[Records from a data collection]
+++

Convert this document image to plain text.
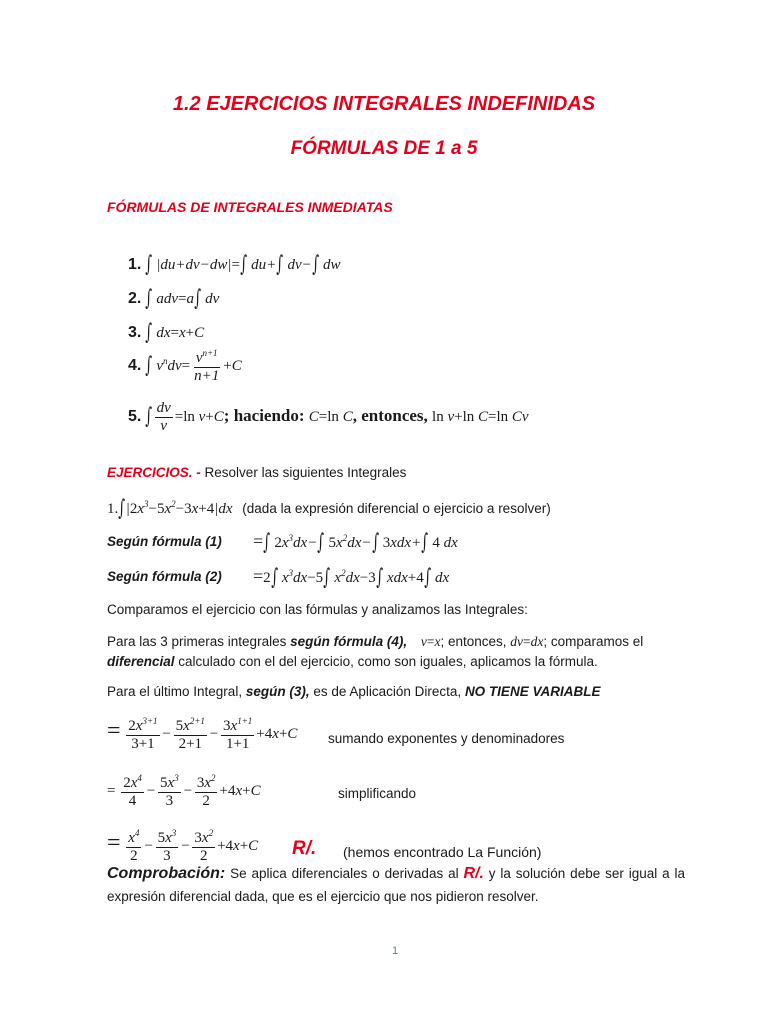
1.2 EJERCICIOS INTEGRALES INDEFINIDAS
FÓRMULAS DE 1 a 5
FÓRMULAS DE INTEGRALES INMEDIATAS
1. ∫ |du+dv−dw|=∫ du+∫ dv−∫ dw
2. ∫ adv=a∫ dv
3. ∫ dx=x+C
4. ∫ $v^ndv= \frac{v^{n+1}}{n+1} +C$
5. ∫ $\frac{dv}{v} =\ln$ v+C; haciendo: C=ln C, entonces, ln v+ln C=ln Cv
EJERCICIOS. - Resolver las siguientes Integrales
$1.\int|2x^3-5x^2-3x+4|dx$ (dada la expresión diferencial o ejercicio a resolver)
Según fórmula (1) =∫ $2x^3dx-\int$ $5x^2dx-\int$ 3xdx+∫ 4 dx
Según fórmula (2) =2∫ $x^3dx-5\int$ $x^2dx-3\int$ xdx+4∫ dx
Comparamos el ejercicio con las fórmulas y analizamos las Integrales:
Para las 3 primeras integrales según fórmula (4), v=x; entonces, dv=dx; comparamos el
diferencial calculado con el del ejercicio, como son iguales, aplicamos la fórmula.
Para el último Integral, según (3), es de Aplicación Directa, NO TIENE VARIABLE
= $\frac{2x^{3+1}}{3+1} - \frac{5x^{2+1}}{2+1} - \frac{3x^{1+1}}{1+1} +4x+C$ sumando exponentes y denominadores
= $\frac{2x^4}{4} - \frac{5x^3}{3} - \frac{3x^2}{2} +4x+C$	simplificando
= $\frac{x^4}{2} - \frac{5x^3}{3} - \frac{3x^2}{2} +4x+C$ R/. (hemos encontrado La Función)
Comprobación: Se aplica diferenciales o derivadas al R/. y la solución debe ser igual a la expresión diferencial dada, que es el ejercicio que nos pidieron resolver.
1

+++

:: Objective ::
Leave out the pictures and return every record word for word.

:: The completed task ::
Convert this document image to plain text.
1.2 EJERCICIOS INTEGRALES INDEFINIDAS
FÓRMULAS DE 1 a 5
FÓRMULAS DE INTEGRALES INMEDIATAS
1. ∫ |du+dv−dw|=∫ du+∫ dv−∫ dw
2. ∫ adv=a∫ dv
3. ∫ dx=x+C
4. ∫ $v^ndv= \frac{v^{n+1}}{n+1} +C$
5. ∫ $\frac{dv}{v} =\ln$ v+C; haciendo: C=ln C, entonces, ln v+ln C=ln Cv
EJERCICIOS. - Resolver las siguientes Integrales
$1.\int|2x^3-5x^2-3x+4|dx$ (dada la expresión diferencial o ejercicio a resolver)
Según fórmula (1) =∫ $2x^3dx-\int$ $5x^2dx-\int$ 3xdx+∫ 4 dx
Según fórmula (2) =2∫ $x^3dx-5\int$ $x^2dx-3\int$ xdx+4∫ dx
Comparamos el ejercicio con las fórmulas y analizamos las Integrales:
Para las 3 primeras integrales según fórmula (4), v=x; entonces, dv=dx; comparamos el
diferencial calculado con el del ejercicio, como son iguales, aplicamos la fórmula.
Para el último Integral, según (3), es de Aplicación Directa, NO TIENE VARIABLE
= $\frac{2x^{3+1}}{3+1} - \frac{5x^{2+1}}{2+1} - \frac{3x^{1+1}}{1+1} +4x+C$ sumando exponentes y denominadores
= $\frac{2x^4}{4} - \frac{5x^3}{3} - \frac{3x^2}{2} +4x+C$	simplificando
= $\frac{x^4}{2} - \frac{5x^3}{3} - \frac{3x^2}{2} +4x+C$ R/. (hemos encontrado La Función)
Comprobación: Se aplica diferenciales o derivadas al R/. y la solución debe ser igual a la expresión diferencial dada, que es el ejercicio que nos pidieron resolver.
1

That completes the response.